*PROBLEM*.
Give the data again in full, exactly as written below.

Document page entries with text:
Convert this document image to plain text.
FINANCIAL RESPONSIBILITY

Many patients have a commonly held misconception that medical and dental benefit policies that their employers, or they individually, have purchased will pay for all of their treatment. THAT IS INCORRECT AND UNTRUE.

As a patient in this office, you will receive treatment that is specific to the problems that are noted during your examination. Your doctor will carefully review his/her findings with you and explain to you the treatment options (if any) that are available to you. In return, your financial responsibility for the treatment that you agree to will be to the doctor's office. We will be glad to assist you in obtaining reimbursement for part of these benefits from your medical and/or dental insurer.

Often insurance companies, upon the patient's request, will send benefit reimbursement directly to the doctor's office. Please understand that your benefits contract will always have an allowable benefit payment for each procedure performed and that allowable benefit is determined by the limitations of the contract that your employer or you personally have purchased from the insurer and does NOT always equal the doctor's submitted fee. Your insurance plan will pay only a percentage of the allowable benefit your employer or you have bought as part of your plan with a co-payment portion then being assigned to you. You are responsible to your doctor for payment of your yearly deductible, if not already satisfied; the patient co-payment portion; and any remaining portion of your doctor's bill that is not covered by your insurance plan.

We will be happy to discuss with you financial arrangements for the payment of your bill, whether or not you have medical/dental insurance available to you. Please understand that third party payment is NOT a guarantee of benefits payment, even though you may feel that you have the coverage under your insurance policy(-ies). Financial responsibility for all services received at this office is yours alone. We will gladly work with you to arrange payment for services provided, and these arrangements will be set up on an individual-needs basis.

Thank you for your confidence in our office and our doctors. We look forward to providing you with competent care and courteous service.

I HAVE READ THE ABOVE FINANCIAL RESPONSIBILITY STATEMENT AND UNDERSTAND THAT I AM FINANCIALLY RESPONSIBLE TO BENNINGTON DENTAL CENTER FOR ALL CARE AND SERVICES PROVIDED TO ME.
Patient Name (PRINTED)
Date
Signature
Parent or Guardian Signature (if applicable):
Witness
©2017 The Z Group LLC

*EXERCISE OUTPUT*.
Convert this document image to plain text.
FINANCIAL RESPONSIBILITY

Many patients have a commonly held misconception that medical and dental benefit policies that their employers, or they individually, have purchased will pay for all of their treatment. THAT IS INCORRECT AND UNTRUE.

As a patient in this office, you will receive treatment that is specific to the problems that are noted during your examination. Your doctor will carefully review his/her findings with you and explain to you the treatment options (if any) that are available to you. In return, your financial responsibility for the treatment that you agree to will be to the doctor's office. We will be glad to assist you in obtaining reimbursement for part of these benefits from your medical and/or dental insurer.

Often insurance companies, upon the patient's request, will send benefit reimbursement directly to the doctor's office. Please understand that your benefits contract will always have an allowable benefit payment for each procedure performed and that allowable benefit is determined by the limitations of the contract that your employer or you personally have purchased from the insurer and does NOT always equal the doctor's submitted fee. Your insurance plan will pay only a percentage of the allowable benefit your employer or you have bought as part of your plan with a co-payment portion then being assigned to you. You are responsible to your doctor for payment of your yearly deductible, if not already satisfied; the patient co-payment portion; and any remaining portion of your doctor's bill that is not covered by your insurance plan.

We will be happy to discuss with you financial arrangements for the payment of your bill, whether or not you have medical/dental insurance available to you. Please understand that third party payment is NOT a guarantee of benefits payment, even though you may feel that you have the coverage under your insurance policy(-ies). Financial responsibility for all services received at this office is yours alone. We will gladly work with you to arrange payment for services provided, and these arrangements will be set up on an individual-needs basis.

Thank you for your confidence in our office and our doctors. We look forward to providing you with competent care and courteous service.

I HAVE READ THE ABOVE FINANCIAL RESPONSIBILITY STATEMENT AND UNDERSTAND THAT I AM FINANCIALLY RESPONSIBLE TO BENNINGTON DENTAL CENTER FOR ALL CARE AND SERVICES PROVIDED TO ME.
Patient Name (PRINTED)
Date
Signature
Parent or Guardian Signature (if applicable):
Witness
©2017 The Z Group LLC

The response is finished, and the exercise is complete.